'''

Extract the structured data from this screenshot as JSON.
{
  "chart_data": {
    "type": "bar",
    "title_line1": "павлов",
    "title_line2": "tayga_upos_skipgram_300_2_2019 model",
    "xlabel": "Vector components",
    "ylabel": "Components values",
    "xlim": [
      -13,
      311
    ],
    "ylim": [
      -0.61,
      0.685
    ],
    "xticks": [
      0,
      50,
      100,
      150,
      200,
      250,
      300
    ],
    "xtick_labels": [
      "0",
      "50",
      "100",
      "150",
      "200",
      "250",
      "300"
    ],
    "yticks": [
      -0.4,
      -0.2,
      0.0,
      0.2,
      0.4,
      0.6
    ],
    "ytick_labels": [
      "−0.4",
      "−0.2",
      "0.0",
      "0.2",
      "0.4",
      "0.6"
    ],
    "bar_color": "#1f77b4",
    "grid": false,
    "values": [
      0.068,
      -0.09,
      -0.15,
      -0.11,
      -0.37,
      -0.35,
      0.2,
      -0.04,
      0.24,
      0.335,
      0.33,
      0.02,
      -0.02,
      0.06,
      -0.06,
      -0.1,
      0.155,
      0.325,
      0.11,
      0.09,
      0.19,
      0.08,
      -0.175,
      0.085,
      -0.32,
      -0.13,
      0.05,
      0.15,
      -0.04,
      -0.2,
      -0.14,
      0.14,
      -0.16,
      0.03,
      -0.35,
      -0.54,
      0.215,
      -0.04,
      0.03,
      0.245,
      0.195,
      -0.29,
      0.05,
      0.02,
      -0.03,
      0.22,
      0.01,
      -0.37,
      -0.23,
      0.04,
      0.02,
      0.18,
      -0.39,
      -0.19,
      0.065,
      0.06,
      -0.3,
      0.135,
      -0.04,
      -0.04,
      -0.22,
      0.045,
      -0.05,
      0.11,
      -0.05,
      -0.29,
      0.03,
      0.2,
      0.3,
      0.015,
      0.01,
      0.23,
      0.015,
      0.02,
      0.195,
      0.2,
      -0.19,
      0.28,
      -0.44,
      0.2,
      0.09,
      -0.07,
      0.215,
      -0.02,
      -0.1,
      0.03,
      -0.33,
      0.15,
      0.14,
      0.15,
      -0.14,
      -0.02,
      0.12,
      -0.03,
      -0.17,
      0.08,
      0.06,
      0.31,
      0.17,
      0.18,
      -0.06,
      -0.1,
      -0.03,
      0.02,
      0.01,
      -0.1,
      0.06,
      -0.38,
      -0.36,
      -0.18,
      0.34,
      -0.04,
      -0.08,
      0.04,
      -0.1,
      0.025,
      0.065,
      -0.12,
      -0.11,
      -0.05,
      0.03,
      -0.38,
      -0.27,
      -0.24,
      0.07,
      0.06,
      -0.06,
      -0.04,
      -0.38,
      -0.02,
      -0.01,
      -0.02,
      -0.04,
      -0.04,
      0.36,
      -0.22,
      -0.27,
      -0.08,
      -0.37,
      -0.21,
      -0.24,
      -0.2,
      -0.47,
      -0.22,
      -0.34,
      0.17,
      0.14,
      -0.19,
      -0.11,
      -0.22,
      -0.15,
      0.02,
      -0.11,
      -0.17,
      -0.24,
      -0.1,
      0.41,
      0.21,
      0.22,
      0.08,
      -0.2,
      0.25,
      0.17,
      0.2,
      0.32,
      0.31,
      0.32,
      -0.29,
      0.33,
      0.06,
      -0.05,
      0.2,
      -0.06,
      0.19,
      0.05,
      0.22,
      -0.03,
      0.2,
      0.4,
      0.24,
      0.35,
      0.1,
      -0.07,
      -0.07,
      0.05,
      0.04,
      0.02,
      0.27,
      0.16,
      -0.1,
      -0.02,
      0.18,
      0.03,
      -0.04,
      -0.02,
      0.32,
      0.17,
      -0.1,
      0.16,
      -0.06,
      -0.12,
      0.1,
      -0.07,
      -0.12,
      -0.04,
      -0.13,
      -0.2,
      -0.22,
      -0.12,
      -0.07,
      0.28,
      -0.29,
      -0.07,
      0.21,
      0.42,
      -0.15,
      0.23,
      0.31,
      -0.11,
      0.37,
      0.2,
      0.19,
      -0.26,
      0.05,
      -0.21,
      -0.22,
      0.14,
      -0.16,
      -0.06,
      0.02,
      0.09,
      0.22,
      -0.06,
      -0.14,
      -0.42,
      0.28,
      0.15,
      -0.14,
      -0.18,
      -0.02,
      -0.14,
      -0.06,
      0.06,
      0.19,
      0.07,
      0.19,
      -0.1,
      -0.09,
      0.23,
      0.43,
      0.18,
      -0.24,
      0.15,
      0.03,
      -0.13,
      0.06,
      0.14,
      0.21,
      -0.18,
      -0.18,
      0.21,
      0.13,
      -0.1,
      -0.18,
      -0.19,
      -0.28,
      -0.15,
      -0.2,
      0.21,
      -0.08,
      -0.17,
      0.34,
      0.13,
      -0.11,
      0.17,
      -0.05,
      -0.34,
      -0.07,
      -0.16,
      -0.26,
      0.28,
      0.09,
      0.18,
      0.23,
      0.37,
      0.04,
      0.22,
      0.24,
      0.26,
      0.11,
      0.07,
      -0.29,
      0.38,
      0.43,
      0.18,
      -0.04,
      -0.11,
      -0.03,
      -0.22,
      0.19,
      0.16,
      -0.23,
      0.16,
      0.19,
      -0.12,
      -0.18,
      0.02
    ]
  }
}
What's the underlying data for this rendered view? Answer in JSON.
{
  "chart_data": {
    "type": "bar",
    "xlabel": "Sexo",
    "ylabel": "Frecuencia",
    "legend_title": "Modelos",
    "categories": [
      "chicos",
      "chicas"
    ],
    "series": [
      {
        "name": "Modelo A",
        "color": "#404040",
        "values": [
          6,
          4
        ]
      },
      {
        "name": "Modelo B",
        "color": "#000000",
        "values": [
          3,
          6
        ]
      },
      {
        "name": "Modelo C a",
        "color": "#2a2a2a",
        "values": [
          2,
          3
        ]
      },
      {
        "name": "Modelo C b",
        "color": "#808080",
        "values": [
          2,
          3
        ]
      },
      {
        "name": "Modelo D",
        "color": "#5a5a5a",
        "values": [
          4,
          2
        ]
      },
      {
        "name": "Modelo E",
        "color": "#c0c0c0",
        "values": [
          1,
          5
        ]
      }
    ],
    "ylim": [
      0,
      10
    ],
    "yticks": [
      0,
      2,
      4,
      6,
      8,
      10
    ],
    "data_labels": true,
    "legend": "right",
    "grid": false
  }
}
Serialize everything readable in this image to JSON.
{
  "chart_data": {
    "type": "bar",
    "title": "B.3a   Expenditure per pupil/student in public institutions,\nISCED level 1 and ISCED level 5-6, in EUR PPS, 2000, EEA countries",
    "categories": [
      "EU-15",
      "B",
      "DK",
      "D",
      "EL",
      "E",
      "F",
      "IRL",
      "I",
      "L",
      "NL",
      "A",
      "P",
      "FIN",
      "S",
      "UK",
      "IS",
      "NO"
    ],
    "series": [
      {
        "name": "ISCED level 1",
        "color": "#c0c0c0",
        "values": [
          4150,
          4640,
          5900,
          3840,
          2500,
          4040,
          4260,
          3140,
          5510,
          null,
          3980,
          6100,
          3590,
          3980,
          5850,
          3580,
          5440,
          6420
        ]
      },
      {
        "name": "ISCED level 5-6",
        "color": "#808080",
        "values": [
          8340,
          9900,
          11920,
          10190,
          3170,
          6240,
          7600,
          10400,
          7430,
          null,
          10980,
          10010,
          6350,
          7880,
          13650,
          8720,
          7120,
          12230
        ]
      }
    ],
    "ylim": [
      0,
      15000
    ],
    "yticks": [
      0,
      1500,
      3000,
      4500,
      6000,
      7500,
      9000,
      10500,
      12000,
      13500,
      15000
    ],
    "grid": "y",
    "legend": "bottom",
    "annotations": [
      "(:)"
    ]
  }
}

'''

Requirements:
Select every line in the records above that contains the word "this".

Final answer:
Extract the structured data from this screenshot as JSON.
What's the underlying data for this rendered view? Answer in JSON.
Serialize everything readable in this image to JSON.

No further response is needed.